======== EXTRACTED RECORDS

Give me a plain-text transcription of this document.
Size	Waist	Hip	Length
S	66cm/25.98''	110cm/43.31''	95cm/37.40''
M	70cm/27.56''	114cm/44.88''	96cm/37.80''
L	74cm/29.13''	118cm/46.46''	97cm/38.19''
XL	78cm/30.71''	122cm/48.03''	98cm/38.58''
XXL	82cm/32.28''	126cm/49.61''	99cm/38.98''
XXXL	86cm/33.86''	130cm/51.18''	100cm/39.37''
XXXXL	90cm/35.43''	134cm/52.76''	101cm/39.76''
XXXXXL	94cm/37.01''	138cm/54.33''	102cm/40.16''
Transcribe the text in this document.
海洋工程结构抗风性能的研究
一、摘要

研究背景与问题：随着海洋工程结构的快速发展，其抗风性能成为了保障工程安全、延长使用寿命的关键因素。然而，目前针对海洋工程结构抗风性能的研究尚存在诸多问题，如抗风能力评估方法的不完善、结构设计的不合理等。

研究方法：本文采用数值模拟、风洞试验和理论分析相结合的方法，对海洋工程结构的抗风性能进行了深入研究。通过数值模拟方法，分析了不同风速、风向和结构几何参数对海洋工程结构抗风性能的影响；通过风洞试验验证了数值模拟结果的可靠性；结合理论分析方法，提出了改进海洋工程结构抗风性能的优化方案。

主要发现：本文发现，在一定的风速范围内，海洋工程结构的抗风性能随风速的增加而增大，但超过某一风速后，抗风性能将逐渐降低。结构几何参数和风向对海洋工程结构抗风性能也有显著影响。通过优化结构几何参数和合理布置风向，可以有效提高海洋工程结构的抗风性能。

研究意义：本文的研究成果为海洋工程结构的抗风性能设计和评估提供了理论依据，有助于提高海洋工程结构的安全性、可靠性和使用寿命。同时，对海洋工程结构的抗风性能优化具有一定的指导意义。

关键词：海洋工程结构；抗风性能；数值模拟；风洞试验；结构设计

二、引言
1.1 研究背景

================

INSTRUCTIONS FOR THE TASK:
Exactly reproduce every line found in the records.

SOLUTION:
Give me a plain-text transcription of this document.
Size	Waist	Hip	Length
S	66cm/25.98''	110cm/43.31''	95cm/37.40''
M	70cm/27.56''	114cm/44.88''	96cm/37.80''
L	74cm/29.13''	118cm/46.46''	97cm/38.19''
XL	78cm/30.71''	122cm/48.03''	98cm/38.58''
XXL	82cm/32.28''	126cm/49.61''	99cm/38.98''
XXXL	86cm/33.86''	130cm/51.18''	100cm/39.37''
XXXXL	90cm/35.43''	134cm/52.76''	101cm/39.76''
XXXXXL	94cm/37.01''	138cm/54.33''	102cm/40.16''
Transcribe the text in this document.
海洋工程结构抗风性能的研究
一、摘要

研究背景与问题：随着海洋工程结构的快速发展，其抗风性能成为了保障工程安全、延长使用寿命的关键因素。然而，目前针对海洋工程结构抗风性能的研究尚存在诸多问题，如抗风能力评估方法的不完善、结构设计的不合理等。

研究方法：本文采用数值模拟、风洞试验和理论分析相结合的方法，对海洋工程结构的抗风性能进行了深入研究。通过数值模拟方法，分析了不同风速、风向和结构几何参数对海洋工程结构抗风性能的影响；通过风洞试验验证了数值模拟结果的可靠性；结合理论分析方法，提出了改进海洋工程结构抗风性能的优化方案。

主要发现：本文发现，在一定的风速范围内，海洋工程结构的抗风性能随风速的增加而增大，但超过某一风速后，抗风性能将逐渐降低。结构几何参数和风向对海洋工程结构抗风性能也有显著影响。通过优化结构几何参数和合理布置风向，可以有效提高海洋工程结构的抗风性能。

研究意义：本文的研究成果为海洋工程结构的抗风性能设计和评估提供了理论依据，有助于提高海洋工程结构的安全性、可靠性和使用寿命。同时，对海洋工程结构的抗风性能优化具有一定的指导意义。

关键词：海洋工程结构；抗风性能；数值模拟；风洞试验；结构设计

二、引言
1.1 研究背景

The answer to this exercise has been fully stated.